[start]

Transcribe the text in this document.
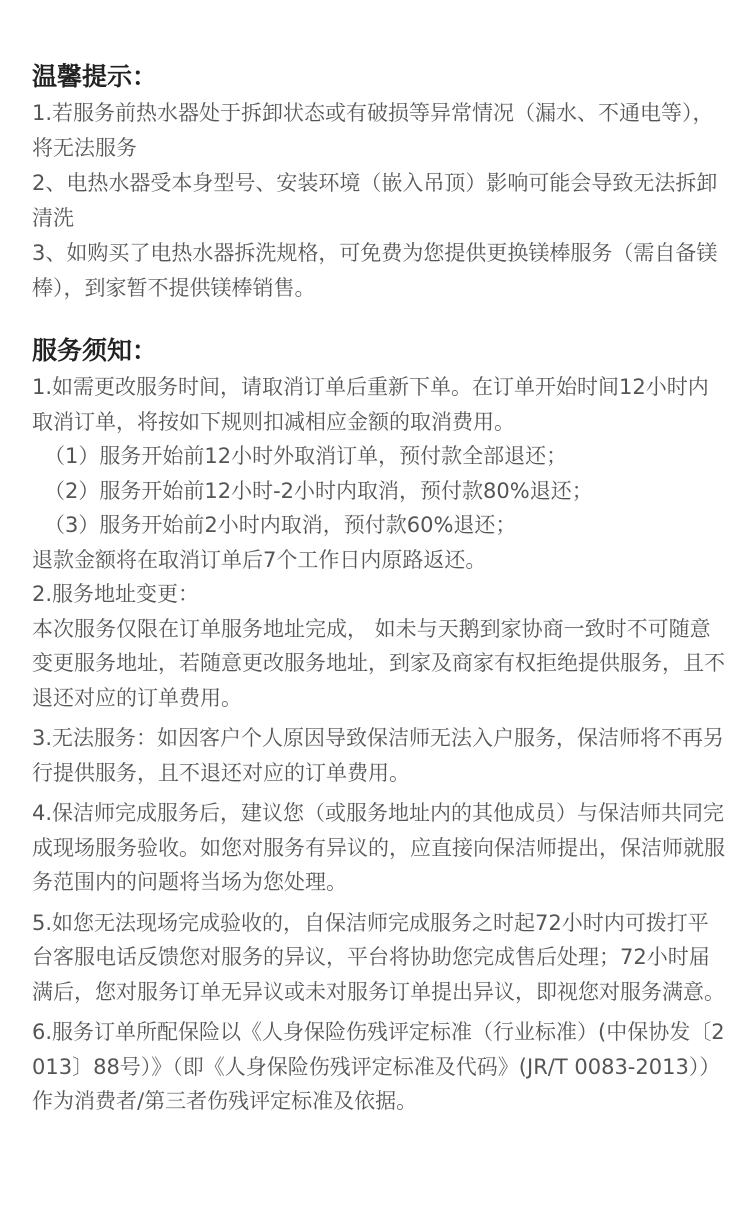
温馨提示：

1.若服务前热水器处于拆卸状态或有破损等异常情况（漏水、不通电等），将无法服务

2、电热水器受本身型号、安装环境（嵌入吊顶）影响可能会导致无法拆卸清洗

3、如购买了电热水器拆洗规格，可免费为您提供更换镁棒服务（需自备镁棒），到家暂不提供镁棒销售。

服务须知：

1.如需更改服务时间，请取消订单后重新下单。在订单开始时间12小时内取消订单，将按如下规则扣减相应金额的取消费用。

（1）服务开始前12小时外取消订单，预付款全部退还；

（2）服务开始前12小时-2小时内取消，预付款80%退还；

（3）服务开始前2小时内取消，预付款60%退还；

退款金额将在取消订单后7个工作日内原路返还。

2.服务地址变更：

本次服务仅限在订单服务地址完成， 如未与天鹅到家协商一致时不可随意变更服务地址，若随意更改服务地址，到家及商家有权拒绝提供服务，且不退还对应的订单费用。

3.无法服务：如因客户个人原因导致保洁师无法入户服务，保洁师将不再另行提供服务，且不退还对应的订单费用。

4.保洁师完成服务后，建议您（或服务地址内的其他成员）与保洁师共同完成现场服务验收。如您对服务有异议的，应直接向保洁师提出，保洁师就服务范围内的问题将当场为您处理。

5.如您无法现场完成验收的，自保洁师完成服务之时起72小时内可拨打平台客服电话反馈您对服务的异议，平台将协助您完成售后处理；72小时届满后，您对服务订单无异议或未对服务订单提出异议，即视您对服务满意。

6.服务订单所配保险以《人身保险伤残评定标准（行业标准）(中保协发〔2013〕88号）》（即《人身保险伤残评定标准及代码》(JR/T 0083-2013））作为消费者/第三者伤残评定标准及依据。
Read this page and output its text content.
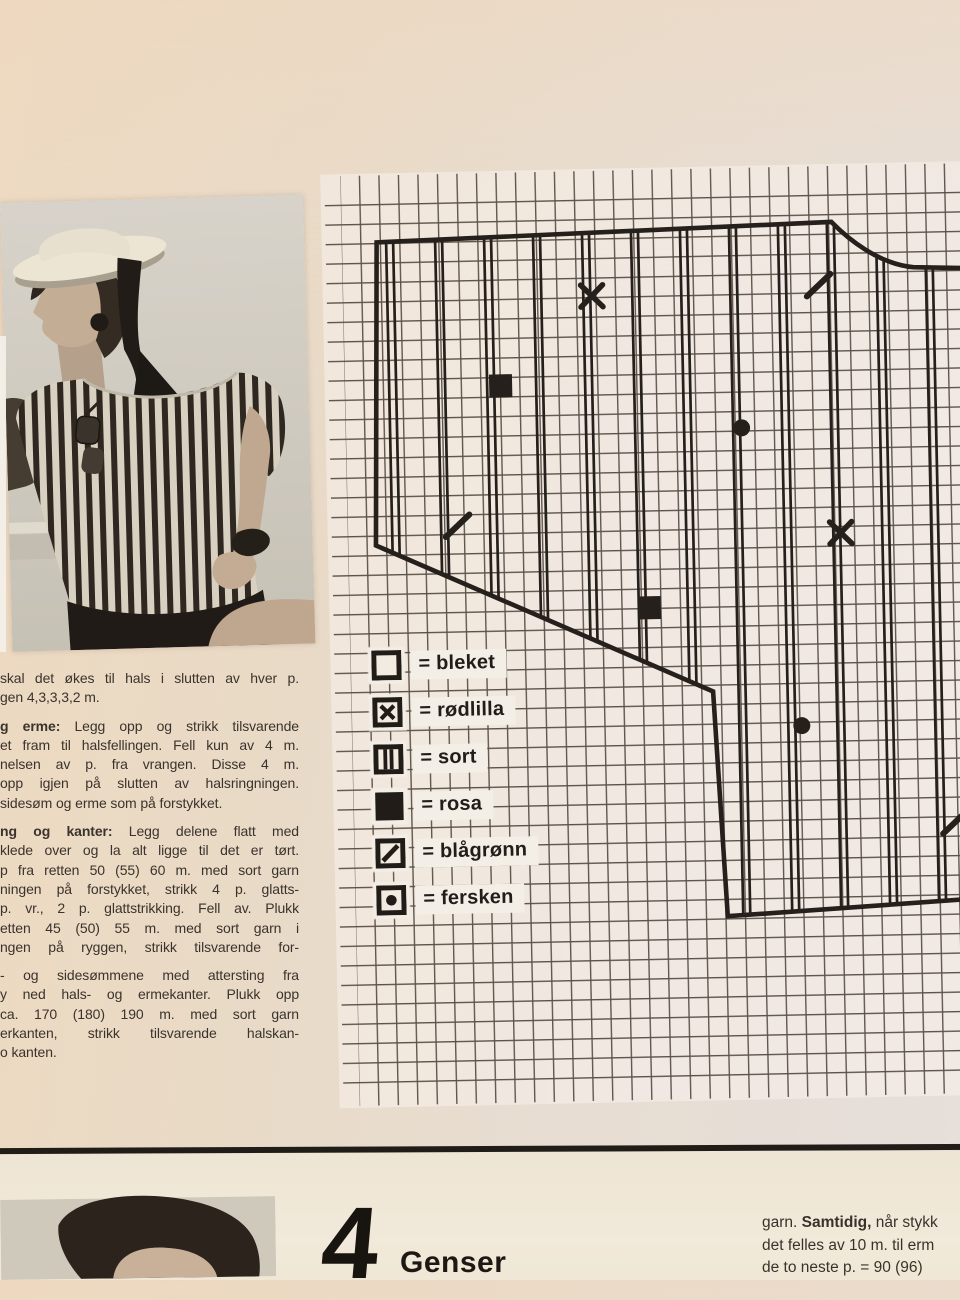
= bleket
= rødlilla
= sort
= rosa
= blågrønn
= fersken
skal det økes til hals i slutten av hver p.
gen 4,3,3,3,2 m.
g erme: Legg opp og strikk tilsvarende
et fram til halsfellingen. Fell kun av 4 m.
nelsen av p. fra vrangen. Disse 4 m.
opp igjen på slutten av halsringningen.
sidesøm og erme som på forstykket.
ng og kanter: Legg delene flatt med
klede over og la alt ligge til det er tørt.
p fra retten 50 (55) 60 m. med sort garn
ningen på forstykket, strikk 4 p. glatts-
p. vr., 2 p. glattstrikking. Fell av. Plukk
etten 45 (50) 55 m. med sort garn i
ngen på ryggen, strikk tilsvarende for-
- og sidesømmene med attersting fra
y ned hals- og ermekanter. Plukk opp
ca. 170 (180) 190 m. med sort garn
erkanten, strikk tilsvarende halskan-
o kanten.
4 Genser
garn. Samtidig, når stykk
det felles av 10 m. til erm
de to neste p. = 90 (96)
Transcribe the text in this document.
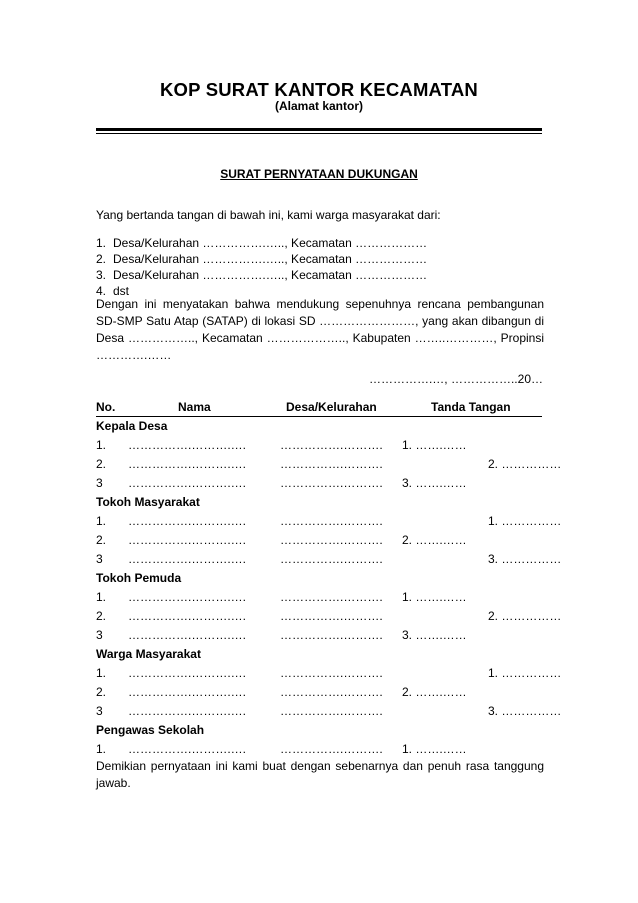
KOP SURAT KANTOR KECAMATAN
(Alamat kantor)
SURAT PERNYATAAN DUKUNGAN
Yang bertanda tangan di bawah ini, kami warga masyarakat dari:
1. Desa/Kelurahan …………….….., Kecamatan ………………
2. Desa/Kelurahan …………….….., Kecamatan ………………
3. Desa/Kelurahan …………….….., Kecamatan ………………
4. dst
Dengan ini menyatakan bahwa mendukung sepenuhnya rencana pembangunan SD-SMP Satu Atap (SATAP) di lokasi SD ……………………, yang akan dibangun di Desa …………….., Kecamatan ……………….., Kabupaten ……..…………, Propinsi ………….……
…………….…, ……………..20…
No.	Nama	Desa/Kelurahan	Tanda Tangan
Kepala Desa
1. …………….……….….	…………….………. 1. …….……
2. …………….……….….	…………….……….	2. ……………
3 …………….……….….	…………….………. 3. …….……
Tokoh Masyarakat
1. …………….……….….	…………….……….	1. ……………
2. …………….……….….	…………….………. 2. …….……
3 …………….……….….	…………….……….	3. ……………
Tokoh Pemuda
1. …………….……….….	…………….………. 1. …….……
2. …………….……….….	…………….……….	2. ……………
3 …………….……….….	…………….………. 3. …….……
Warga Masyarakat
1. …………….……….….	…………….……….	1. ……………
2. …………….……….….	…………….………. 2. …….……
3 …………….……….….	…………….……….	3. ……………
Pengawas Sekolah
1. …………….……….….	…………….………. 1. …….……
Demikian pernyataan ini kami buat dengan sebenarnya dan penuh rasa tanggung jawab.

[end]

What the task asks =>
Copy out all of the data word for word. Do not carry over any picture.

In response =>
Transcribe the text in this document.
温馨提示：

1.若服务前热水器处于拆卸状态或有破损等异常情况（漏水、不通电等），将无法服务

2、电热水器受本身型号、安装环境（嵌入吊顶）影响可能会导致无法拆卸清洗

3、如购买了电热水器拆洗规格，可免费为您提供更换镁棒服务（需自备镁棒），到家暂不提供镁棒销售。

服务须知：

1.如需更改服务时间，请取消订单后重新下单。在订单开始时间12小时内取消订单，将按如下规则扣减相应金额的取消费用。

（1）服务开始前12小时外取消订单，预付款全部退还；

（2）服务开始前12小时-2小时内取消，预付款80%退还；

（3）服务开始前2小时内取消，预付款60%退还；

退款金额将在取消订单后7个工作日内原路返还。

2.服务地址变更：

本次服务仅限在订单服务地址完成， 如未与天鹅到家协商一致时不可随意变更服务地址，若随意更改服务地址，到家及商家有权拒绝提供服务，且不退还对应的订单费用。

3.无法服务：如因客户个人原因导致保洁师无法入户服务，保洁师将不再另行提供服务，且不退还对应的订单费用。

4.保洁师完成服务后，建议您（或服务地址内的其他成员）与保洁师共同完成现场服务验收。如您对服务有异议的，应直接向保洁师提出，保洁师就服务范围内的问题将当场为您处理。

5.如您无法现场完成验收的，自保洁师完成服务之时起72小时内可拨打平台客服电话反馈您对服务的异议，平台将协助您完成售后处理；72小时届满后，您对服务订单无异议或未对服务订单提出异议，即视您对服务满意。

6.服务订单所配保险以《人身保险伤残评定标准（行业标准）(中保协发〔2013〕88号）》（即《人身保险伤残评定标准及代码》(JR/T 0083-2013））作为消费者/第三者伤残评定标准及依据。
Read this page and output its text content.
= bleket
= rødlilla
= sort
= rosa
= blågrønn
= fersken
skal det økes til hals i slutten av hver p.
gen 4,3,3,3,2 m.
g erme: Legg opp og strikk tilsvarende
et fram til halsfellingen. Fell kun av 4 m.
nelsen av p. fra vrangen. Disse 4 m.
opp igjen på slutten av halsringningen.
sidesøm og erme som på forstykket.
ng og kanter: Legg delene flatt med
klede over og la alt ligge til det er tørt.
p fra retten 50 (55) 60 m. med sort garn
ningen på forstykket, strikk 4 p. glatts-
p. vr., 2 p. glattstrikking. Fell av. Plukk
etten 45 (50) 55 m. med sort garn i
ngen på ryggen, strikk tilsvarende for-
- og sidesømmene med attersting fra
y ned hals- og ermekanter. Plukk opp
ca. 170 (180) 190 m. med sort garn
erkanten, strikk tilsvarende halskan-
o kanten.
4 Genser
garn. Samtidig, når stykk
det felles av 10 m. til erm
de to neste p. = 90 (96)
Transcribe the text in this document.
KOP SURAT KANTOR KECAMATAN
(Alamat kantor)
SURAT PERNYATAAN DUKUNGAN
Yang bertanda tangan di bawah ini, kami warga masyarakat dari:
1. Desa/Kelurahan …………….….., Kecamatan ………………
2. Desa/Kelurahan …………….….., Kecamatan ………………
3. Desa/Kelurahan …………….….., Kecamatan ………………
4. dst
Dengan ini menyatakan bahwa mendukung sepenuhnya rencana pembangunan SD-SMP Satu Atap (SATAP) di lokasi SD ……………………, yang akan dibangun di Desa …………….., Kecamatan ……………….., Kabupaten ……..…………, Propinsi ………….……
…………….…, ……………..20…
No.	Nama	Desa/Kelurahan	Tanda Tangan
Kepala Desa
1. …………….……….….	…………….………. 1. …….……
2. …………….……….….	…………….……….	2. ……………
3 …………….……….….	…………….………. 3. …….……
Tokoh Masyarakat
1. …………….……….….	…………….……….	1. ……………
2. …………….……….….	…………….………. 2. …….……
3 …………….……….….	…………….……….	3. ……………
Tokoh Pemuda
1. …………….……….….	…………….………. 1. …….……
2. …………….……….….	…………….……….	2. ……………
3 …………….……….….	…………….………. 3. …….……
Warga Masyarakat
1. …………….……….….	…………….……….	1. ……………
2. …………….……….….	…………….………. 2. …….……
3 …………….……….….	…………….……….	3. ……………
Pengawas Sekolah
1. …………….……….….	…………….………. 1. …….……
Demikian pernyataan ini kami buat dengan sebenarnya dan penuh rasa tanggung jawab.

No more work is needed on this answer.